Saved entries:

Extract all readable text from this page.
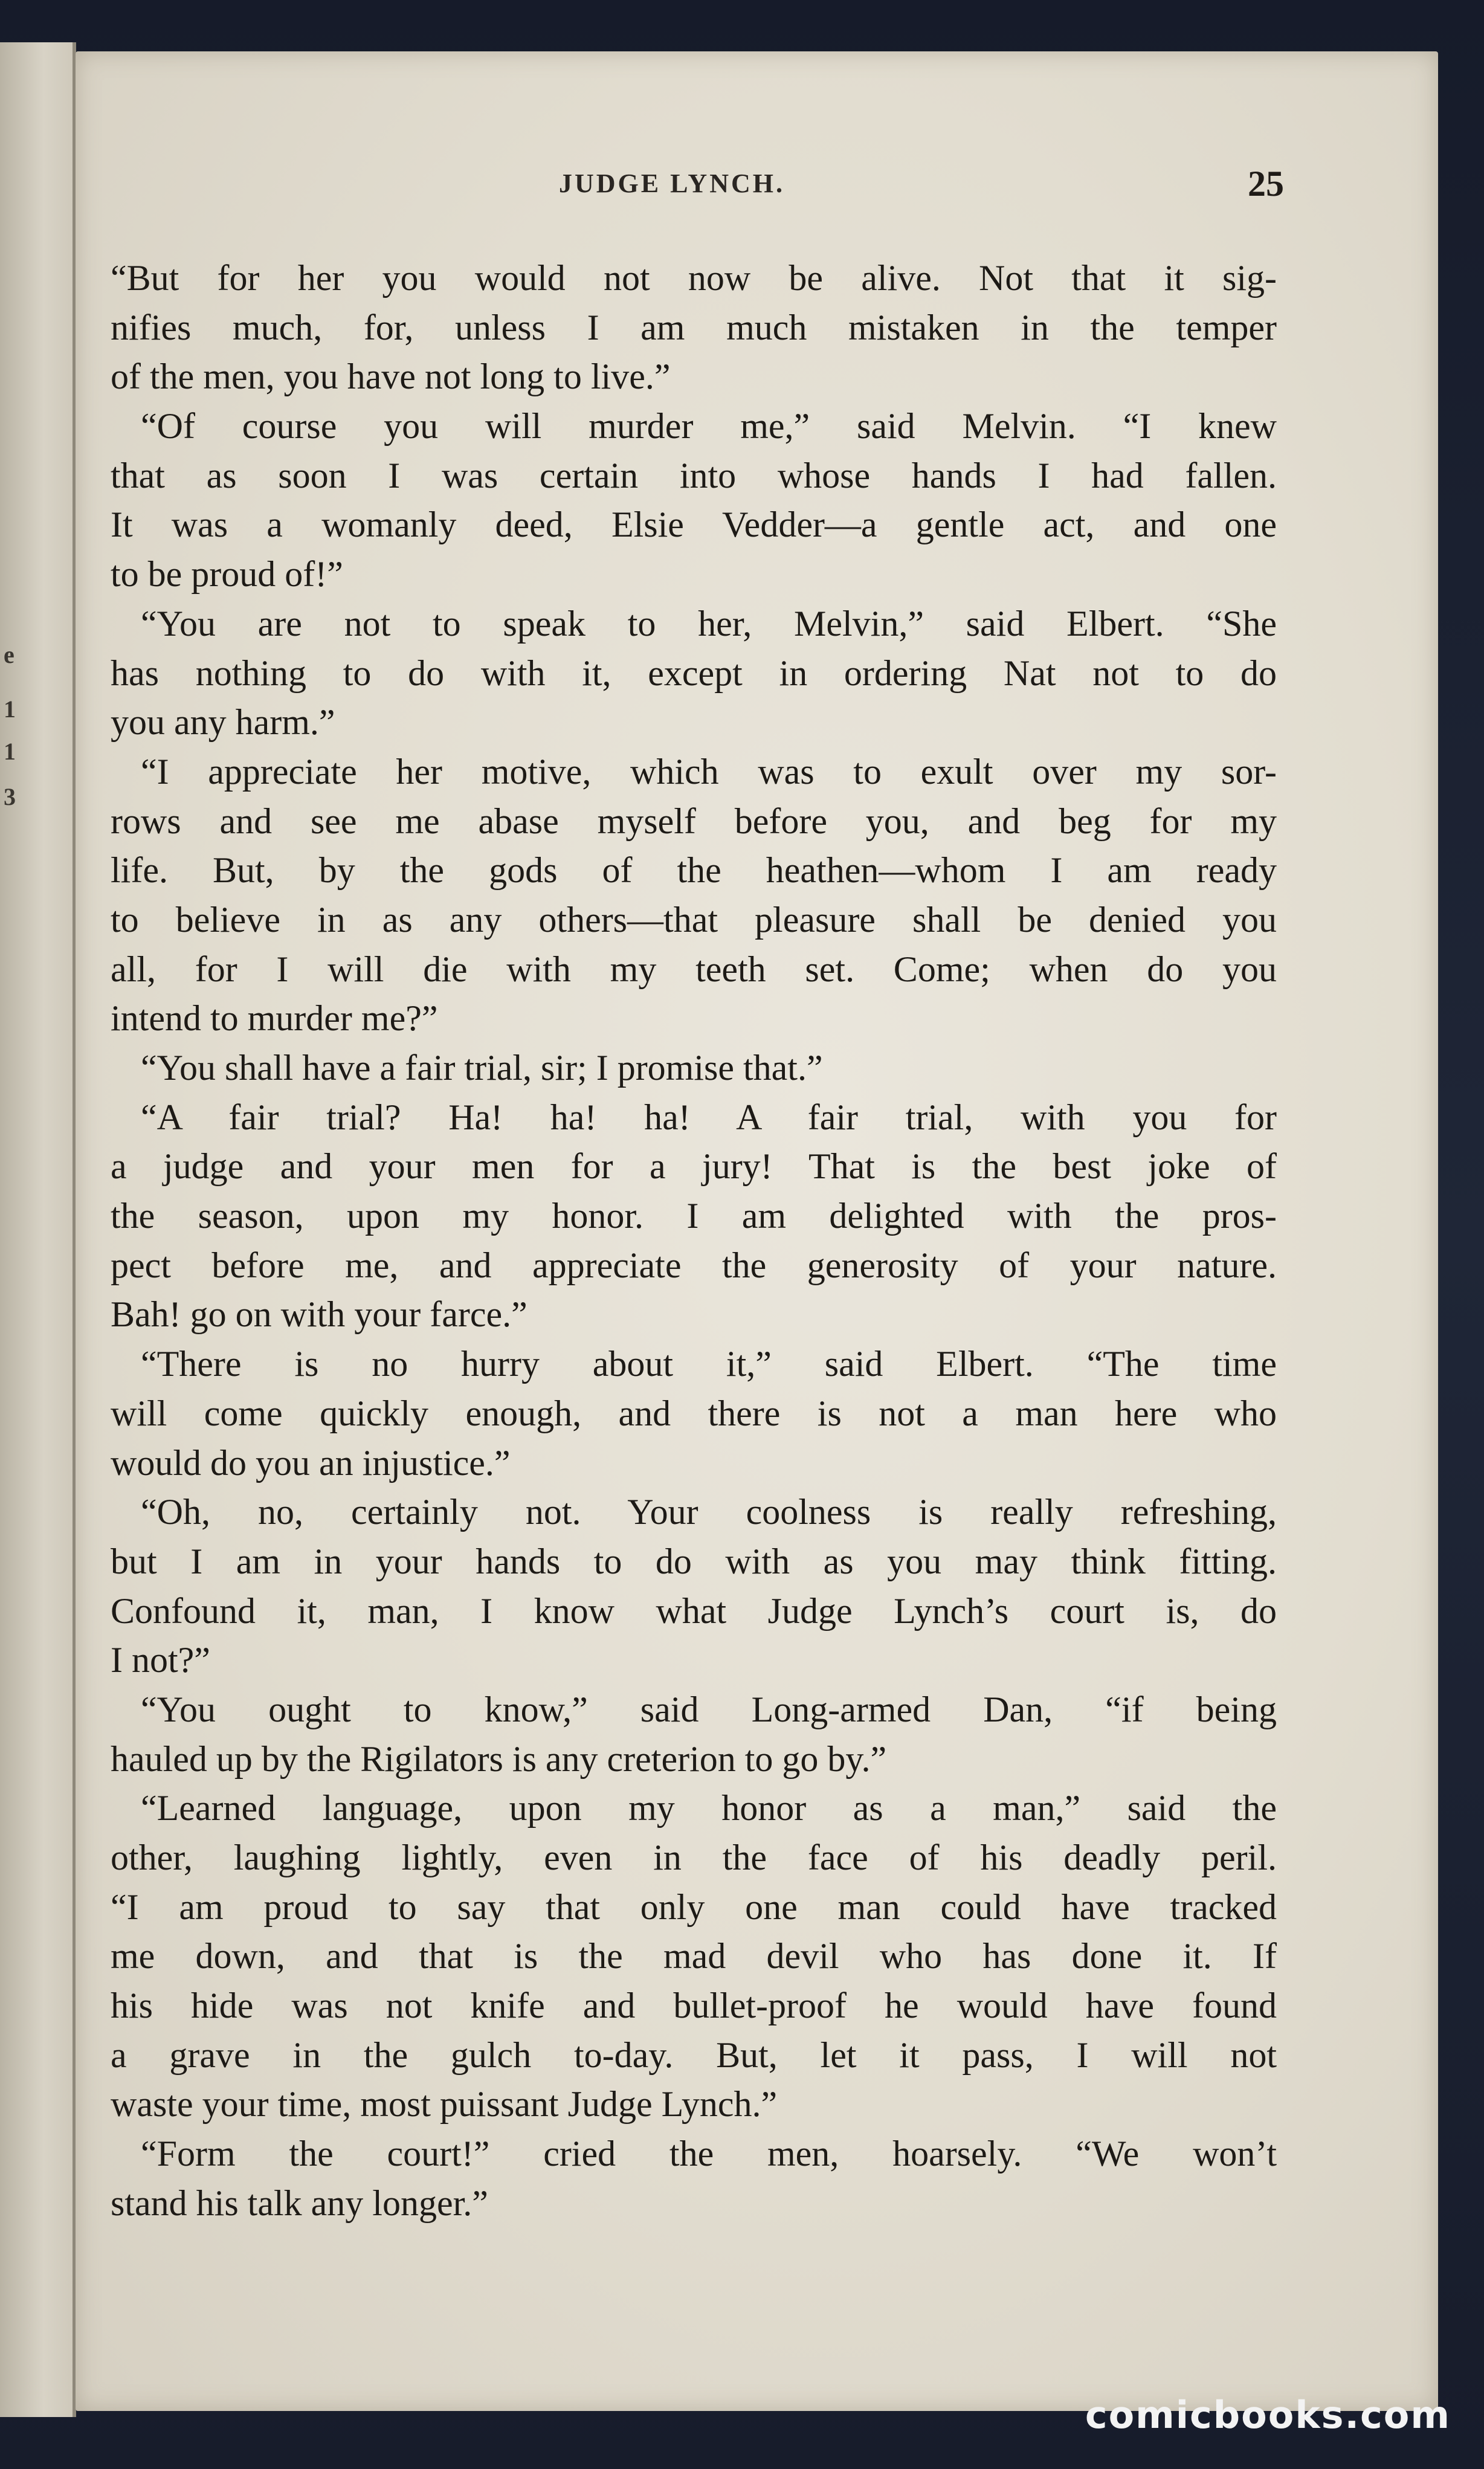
e
1
1
3
JUDGE LYNCH.	25
“But for her you would not now be alive. Not that it sig-
nifies much, for, unless I am much mistaken in the temper
of the men, you have not long to live.”
“Of course you will murder me,” said Melvin. “I knew
that as soon I was certain into whose hands I had fallen.
It was a womanly deed, Elsie Vedder—a gentle act, and one
to be proud of!”
“You are not to speak to her, Melvin,” said Elbert. “She
has nothing to do with it, except in ordering Nat not to do
you any harm.”
“I appreciate her motive, which was to exult over my sor-
rows and see me abase myself before you, and beg for my
life. But, by the gods of the heathen—whom I am ready
to believe in as any others—that pleasure shall be denied you
all, for I will die with my teeth set. Come; when do you
intend to murder me?”
“You shall have a fair trial, sir; I promise that.”
“A fair trial? Ha! ha! ha! A fair trial, with you for
a judge and your men for a jury! That is the best joke of
the season, upon my honor. I am delighted with the pros-
pect before me, and appreciate the generosity of your nature.
Bah! go on with your farce.”
“There is no hurry about it,” said Elbert. “The time
will come quickly enough, and there is not a man here who
would do you an injustice.”
“Oh, no, certainly not. Your coolness is really refreshing,
but I am in your hands to do with as you may think fitting.
Confound it, man, I know what Judge Lynch’s court is, do
I not?”
“You ought to know,” said Long-armed Dan, “if being
hauled up by the Rigilators is any creterion to go by.”
“Learned language, upon my honor as a man,” said the
other, laughing lightly, even in the face of his deadly peril.
“I am proud to say that only one man could have tracked
me down, and that is the mad devil who has done it. If
his hide was not knife and bullet-proof he would have found
a grave in the gulch to-day. But, let it pass, I will not
waste your time, most puissant Judge Lynch.”
“Form the court!” cried the men, hoarsely. “We won’t
stand his talk any longer.”
comicbooks.com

(Goal of the exercise) Repeat all of the records verbatim, leaving out the pictures.

(Answer for the task)
Extract all readable text from this page.
e
1
1
3
JUDGE LYNCH.	25
“But for her you would not now be alive. Not that it sig-
nifies much, for, unless I am much mistaken in the temper
of the men, you have not long to live.”
“Of course you will murder me,” said Melvin. “I knew
that as soon I was certain into whose hands I had fallen.
It was a womanly deed, Elsie Vedder—a gentle act, and one
to be proud of!”
“You are not to speak to her, Melvin,” said Elbert. “She
has nothing to do with it, except in ordering Nat not to do
you any harm.”
“I appreciate her motive, which was to exult over my sor-
rows and see me abase myself before you, and beg for my
life. But, by the gods of the heathen—whom I am ready
to believe in as any others—that pleasure shall be denied you
all, for I will die with my teeth set. Come; when do you
intend to murder me?”
“You shall have a fair trial, sir; I promise that.”
“A fair trial? Ha! ha! ha! A fair trial, with you for
a judge and your men for a jury! That is the best joke of
the season, upon my honor. I am delighted with the pros-
pect before me, and appreciate the generosity of your nature.
Bah! go on with your farce.”
“There is no hurry about it,” said Elbert. “The time
will come quickly enough, and there is not a man here who
would do you an injustice.”
“Oh, no, certainly not. Your coolness is really refreshing,
but I am in your hands to do with as you may think fitting.
Confound it, man, I know what Judge Lynch’s court is, do
I not?”
“You ought to know,” said Long-armed Dan, “if being
hauled up by the Rigilators is any creterion to go by.”
“Learned language, upon my honor as a man,” said the
other, laughing lightly, even in the face of his deadly peril.
“I am proud to say that only one man could have tracked
me down, and that is the mad devil who has done it. If
his hide was not knife and bullet-proof he would have found
a grave in the gulch to-day. But, let it pass, I will not
waste your time, most puissant Judge Lynch.”
“Form the court!” cried the men, hoarsely. “We won’t
stand his talk any longer.”
comicbooks.com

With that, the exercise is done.